What this task involves - Put every line of the records below into a JSON array of strings, one string per line, and leave out any blank lines.

(Records)
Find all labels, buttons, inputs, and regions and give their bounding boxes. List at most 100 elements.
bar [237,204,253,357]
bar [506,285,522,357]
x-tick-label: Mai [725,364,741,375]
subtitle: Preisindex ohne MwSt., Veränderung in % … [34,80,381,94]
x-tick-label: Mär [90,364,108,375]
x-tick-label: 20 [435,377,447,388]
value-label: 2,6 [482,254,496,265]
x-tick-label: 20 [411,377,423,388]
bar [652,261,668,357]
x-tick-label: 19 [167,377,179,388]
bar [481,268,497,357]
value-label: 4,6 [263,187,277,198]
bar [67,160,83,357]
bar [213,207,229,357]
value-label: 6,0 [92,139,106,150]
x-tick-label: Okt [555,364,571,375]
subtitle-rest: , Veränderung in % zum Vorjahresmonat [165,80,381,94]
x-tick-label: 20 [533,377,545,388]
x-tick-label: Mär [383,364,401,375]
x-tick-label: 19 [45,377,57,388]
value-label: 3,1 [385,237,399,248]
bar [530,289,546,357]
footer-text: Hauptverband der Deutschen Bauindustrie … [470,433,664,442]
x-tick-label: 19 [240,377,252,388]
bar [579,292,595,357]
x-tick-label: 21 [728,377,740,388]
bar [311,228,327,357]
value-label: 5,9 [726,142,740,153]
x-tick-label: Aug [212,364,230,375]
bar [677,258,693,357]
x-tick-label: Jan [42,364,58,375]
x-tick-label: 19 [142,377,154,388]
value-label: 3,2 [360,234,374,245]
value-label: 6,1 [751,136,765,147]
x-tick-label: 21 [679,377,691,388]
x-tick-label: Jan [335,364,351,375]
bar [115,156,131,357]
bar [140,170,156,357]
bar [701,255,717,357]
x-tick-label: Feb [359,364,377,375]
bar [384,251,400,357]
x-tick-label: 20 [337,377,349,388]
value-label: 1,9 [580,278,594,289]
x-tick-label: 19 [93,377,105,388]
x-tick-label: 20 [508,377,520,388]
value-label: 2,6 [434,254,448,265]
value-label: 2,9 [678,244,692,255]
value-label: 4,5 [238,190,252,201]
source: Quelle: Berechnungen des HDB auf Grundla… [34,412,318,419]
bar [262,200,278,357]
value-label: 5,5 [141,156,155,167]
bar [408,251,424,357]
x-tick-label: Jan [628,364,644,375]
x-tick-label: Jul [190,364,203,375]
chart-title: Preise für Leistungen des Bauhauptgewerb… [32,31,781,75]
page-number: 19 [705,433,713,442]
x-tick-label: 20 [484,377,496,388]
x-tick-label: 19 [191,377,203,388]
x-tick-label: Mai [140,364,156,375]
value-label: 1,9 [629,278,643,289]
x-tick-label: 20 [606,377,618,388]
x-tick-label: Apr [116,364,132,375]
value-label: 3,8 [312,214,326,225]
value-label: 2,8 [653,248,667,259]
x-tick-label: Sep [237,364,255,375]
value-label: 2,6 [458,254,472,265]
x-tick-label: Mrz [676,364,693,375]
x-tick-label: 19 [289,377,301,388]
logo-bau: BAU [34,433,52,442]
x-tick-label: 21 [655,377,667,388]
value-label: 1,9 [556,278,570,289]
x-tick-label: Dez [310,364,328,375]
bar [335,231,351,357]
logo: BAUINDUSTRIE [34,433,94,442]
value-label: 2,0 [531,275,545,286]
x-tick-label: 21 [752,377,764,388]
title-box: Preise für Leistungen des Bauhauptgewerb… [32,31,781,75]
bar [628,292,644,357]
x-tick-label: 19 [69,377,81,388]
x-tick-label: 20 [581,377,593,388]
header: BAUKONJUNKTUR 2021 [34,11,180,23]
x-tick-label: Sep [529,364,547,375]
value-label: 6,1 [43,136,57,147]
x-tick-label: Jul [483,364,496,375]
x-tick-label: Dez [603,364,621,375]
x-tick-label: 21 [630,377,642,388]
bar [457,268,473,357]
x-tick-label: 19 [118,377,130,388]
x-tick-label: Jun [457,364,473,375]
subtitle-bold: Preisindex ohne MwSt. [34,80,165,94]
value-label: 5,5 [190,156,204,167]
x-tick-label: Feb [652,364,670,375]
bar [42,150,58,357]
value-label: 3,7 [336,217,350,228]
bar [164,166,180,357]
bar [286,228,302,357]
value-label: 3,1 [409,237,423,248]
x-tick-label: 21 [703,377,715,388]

Result -
[
  "Find all labels, buttons, inputs, and regions and give their bounding boxes. List at most 100 elements.",
  "bar [237,204,253,357]",
  "bar [506,285,522,357]",
  "x-tick-label: Mai [725,364,741,375]",
  "subtitle: Preisindex ohne MwSt., Veränderung in % … [34,80,381,94]",
  "x-tick-label: Mär [90,364,108,375]",
  "x-tick-label: 20 [435,377,447,388]",
  "value-label: 2,6 [482,254,496,265]",
  "x-tick-label: 20 [411,377,423,388]",
  "bar [652,261,668,357]",
  "x-tick-label: 19 [167,377,179,388]",
  "bar [481,268,497,357]",
  "value-label: 4,6 [263,187,277,198]",
  "bar [67,160,83,357]",
  "bar [213,207,229,357]",
  "value-label: 6,0 [92,139,106,150]",
  "x-tick-label: Okt [555,364,571,375]",
  "subtitle-rest: , Veränderung in % zum Vorjahresmonat [165,80,381,94]",
  "x-tick-label: 20 [533,377,545,388]",
  "x-tick-label: Mär [383,364,401,375]",
  "x-tick-label: 19 [45,377,57,388]",
  "value-label: 3,1 [385,237,399,248]",
  "bar [530,289,546,357]",
  "footer-text: Hauptverband der Deutschen Bauindustrie … [470,433,664,442]",
  "x-tick-label: 19 [240,377,252,388]",
  "bar [579,292,595,357]",
  "x-tick-label: 21 [728,377,740,388]",
  "bar [311,228,327,357]",
  "value-label: 5,9 [726,142,740,153]",
  "x-tick-label: Aug [212,364,230,375]",
  "bar [677,258,693,357]",
  "x-tick-label: Jan [42,364,58,375]",
  "x-tick-label: 19 [142,377,154,388]",
  "value-label: 3,2 [360,234,374,245]",
  "value-label: 6,1 [751,136,765,147]",
  "x-tick-label: 21 [679,377,691,388]",
  "x-tick-label: Jan [335,364,351,375]",
  "bar [115,156,131,357]",
  "bar [140,170,156,357]",
  "bar [701,255,717,357]",
  "x-tick-label: Feb [359,364,377,375]",
  "bar [384,251,400,357]",
  "x-tick-label: 20 [337,377,349,388]",
  "value-label: 1,9 [580,278,594,289]",
  "x-tick-label: 19 [93,377,105,388]",
  "x-tick-label: 20 [508,377,520,388]",
  "value-label: 2,6 [434,254,448,265]",
  "value-label: 2,9 [678,244,692,255]",
  "value-label: 4,5 [238,190,252,201]",
  "source: Quelle: Berechnungen des HDB auf Grundla… [34,412,318,419]",
  "bar [262,200,278,357]",
  "value-label: 5,5 [141,156,155,167]",
  "bar [408,251,424,357]",
  "x-tick-label: Jan [628,364,644,375]",
  "x-tick-label: Jul [190,364,203,375]",
  "chart-title: Preise für Leistungen des Bauhauptgewerb… [32,31,781,75]",
  "page-number: 19 [705,433,713,442]",
  "x-tick-label: 20 [484,377,496,388]",
  "x-tick-label: 19 [191,377,203,388]",
  "x-tick-label: Mai [140,364,156,375]",
  "value-label: 1,9 [629,278,643,289]",
  "x-tick-label: 20 [606,377,618,388]",
  "x-tick-label: Apr [116,364,132,375]",
  "value-label: 3,8 [312,214,326,225]",
  "value-label: 2,8 [653,248,667,259]",
  "x-tick-label: Sep [237,364,255,375]",
  "value-label: 2,6 [458,254,472,265]",
  "x-tick-label: Mrz [676,364,693,375]",
  "x-tick-label: 19 [289,377,301,388]",
  "logo-bau: BAU [34,433,52,442]",
  "x-tick-label: 21 [655,377,667,388]",
  "value-label: 1,9 [556,278,570,289]",
  "x-tick-label: Dez [310,364,328,375]",
  "bar [335,231,351,357]",
  "logo: BAUINDUSTRIE [34,433,94,442]",
  "value-label: 2,0 [531,275,545,286]",
  "x-tick-label: 21 [752,377,764,388]",
  "title-box: Preise für Leistungen des Bauhauptgewerb… [32,31,781,75]",
  "bar [628,292,644,357]",
  "x-tick-label: 19 [69,377,81,388]",
  "x-tick-label: 20 [581,377,593,388]",
  "header: BAUKONJUNKTUR 2021 [34,11,180,23]",
  "x-tick-label: Sep [529,364,547,375]",
  "value-label: 6,1 [43,136,57,147]",
  "x-tick-label: Jul [483,364,496,375]",
  "x-tick-label: Dez [603,364,621,375]",
  "x-tick-label: 21 [630,377,642,388]",
  "bar [457,268,473,357]",
  "x-tick-label: 19 [118,377,130,388]",
  "x-tick-label: Jun [457,364,473,375]",
  "subtitle-bold: Preisindex ohne MwSt. [34,80,165,94]",
  "value-label: 5,5 [190,156,204,167]",
  "x-tick-label: Feb [652,364,670,375]",
  "bar [42,150,58,357]",
  "value-label: 3,7 [336,217,350,228]",
  "bar [164,166,180,357]",
  "bar [286,228,302,357]",
  "value-label: 3,1 [409,237,423,248]",
  "x-tick-label: 21 [703,377,715,388]"
]